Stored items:
:::

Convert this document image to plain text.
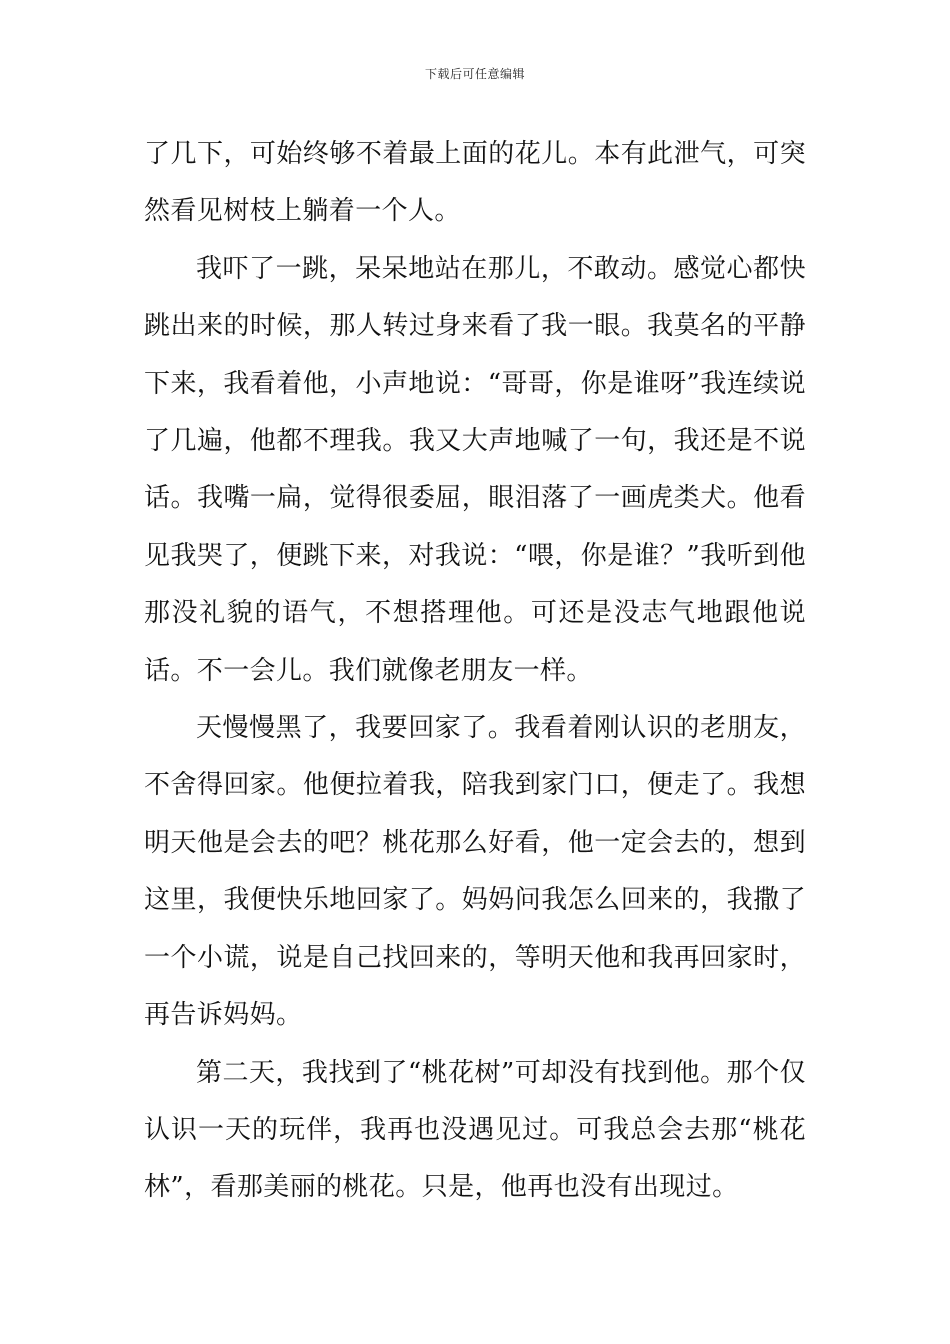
下载后可任意编辑

了几下，可始终够不着最上面的花儿。本有此泄气，可突然看见树枝上躺着一个人。

我吓了一跳，呆呆地站在那儿，不敢动。感觉心都快跳出来的时候，那人转过身来看了我一眼。我莫名的平静下来，我看着他，小声地说：“哥哥，你是谁呀”我连续说了几遍，他都不理我。我又大声地喊了一句，我还是不说话。我嘴一扁，觉得很委屈，眼泪落了一画虎类犬。他看见我哭了，便跳下来，对我说：“喂，你是谁？”我听到他那没礼貌的语气，不想搭理他。可还是没志气地跟他说话。不一会儿。我们就像老朋友一样。

天慢慢黑了，我要回家了。我看着刚认识的老朋友，不舍得回家。他便拉着我，陪我到家门口，便走了。我想明天他是会去的吧？桃花那么好看，他一定会去的，想到这里，我便快乐地回家了。妈妈问我怎么回来的，我撒了一个小谎，说是自己找回来的，等明天他和我再回家时，再告诉妈妈。

第二天，我找到了“桃花树”可却没有找到他。那个仅认识一天的玩伴，我再也没遇见过。可我总会去那“桃花林”，看那美丽的桃花。只是，他再也没有出现过。
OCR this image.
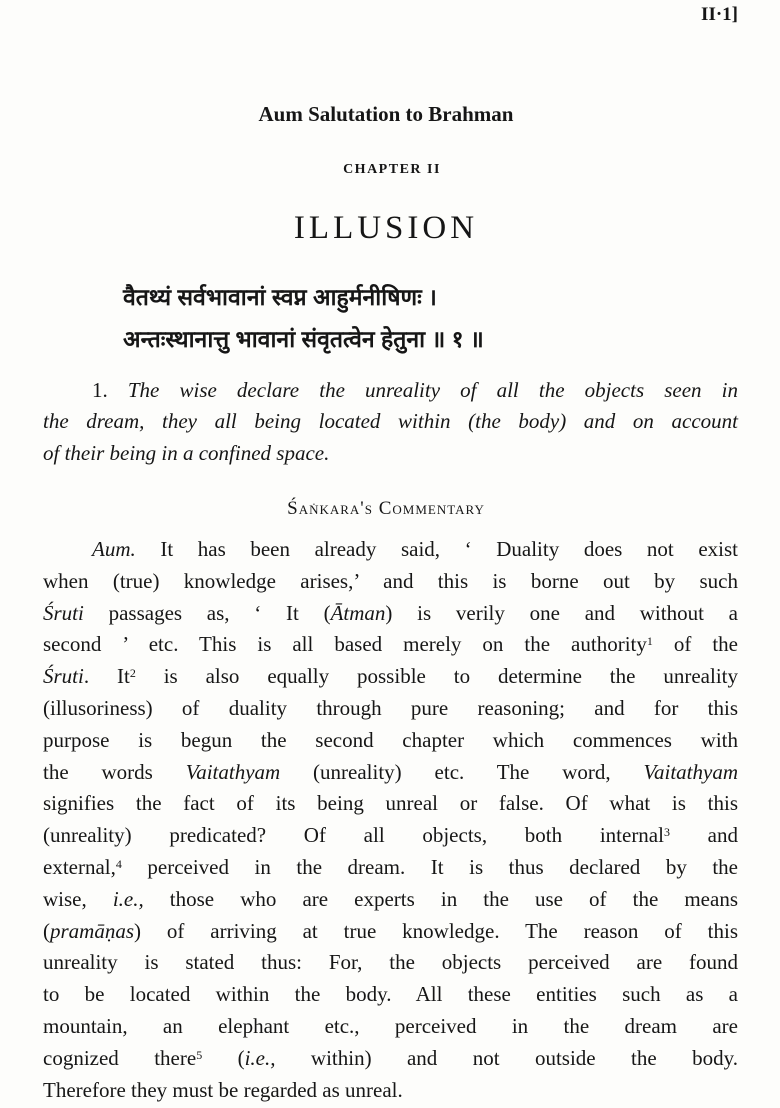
II·1]
Aum Salutation to Brahman
CHAPTER II
ILLUSION
वैतथ्यं सर्वभावानां स्वप्न आहुर्मनीषिणः ।
अन्तःस्थानात्तु भावानां संवृतत्वेन हेतुना ॥ १ ॥
1. The wise declare the unreality of all the objects seen in
the dream, they all being located within (the body) and on account
of their being in a confined space.
Śaṅkara's Commentary
Aum. It has been already said, ‘ Duality does not exist
when (true) knowledge arises,’ and this is borne out by such
Śruti passages as, ‘ It (Ātman) is verily one and without a
second ’ etc. This is all based merely on the authority$^1$ of the
Śruti. It$^2$ is also equally possible to determine the unreality
(illusoriness) of duality through pure reasoning; and for this
purpose is begun the second chapter which commences with
the words Vaitathyam (unreality) etc. The word, Vaitathyam
signifies the fact of its being unreal or false. Of what is this
(unreality) predicated? Of all objects, both internal$^3$ and
external,$^4$ perceived in the dream. It is thus declared by the
wise, i.e., those who are experts in the use of the means
(pramāṇas) of arriving at true knowledge. The reason of this
unreality is stated thus: For, the objects perceived are found
to be located within the body. All these entities such as a
mountain, an elephant etc., perceived in the dream are
cognized there$^5$ (i.e., within) and not outside the body.
Therefore they must be regarded as unreal.
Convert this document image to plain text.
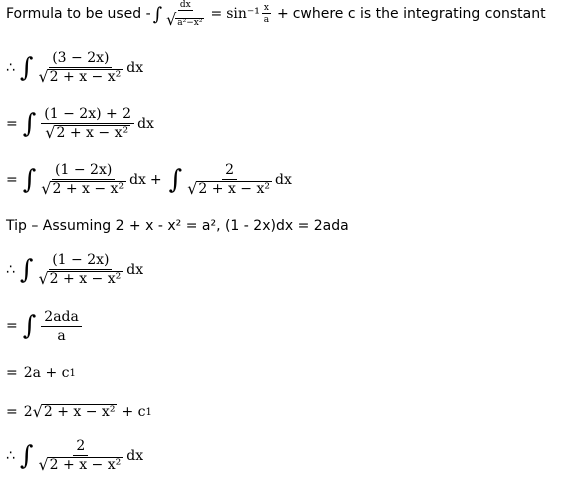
Formula to be used - ∫ $\frac{dx}{\text{√ a²−x²}} = \sin^{-1} \frac{x}{a} + c$ where c is the integrating constant
∴ ∫ $\frac{(3 - 2x)}{\text{√ 2 + x − x²}}$ dx
= ∫ $\frac{(1 - 2x) + 2}{\text{√ 2 + x − x²}}$ dx
= ∫ $\frac{(1 - 2x)}{\text{√ 2 + x − x²}}$ dx + ∫ $\frac{2}{\text{√ 2 + x − x²}}$ dx
Tip – Assuming 2 + x - x² = a², (1 - 2x)dx = 2ada
∴ ∫ $\frac{(1 - 2x)}{\text{√ 2 + x − x²}}$ dx
= ∫ $\frac{\text{2ada}}{a}$
= 2a + c 1
= 2 √ 2 + x − x² + c 1
∴ ∫ $\frac{2}{\text{√ 2 + x − x²}}$ dx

:::

*Given task:* Scan the records above, count the lines with "they" in them, and give only the number.

*Solved problem:* 2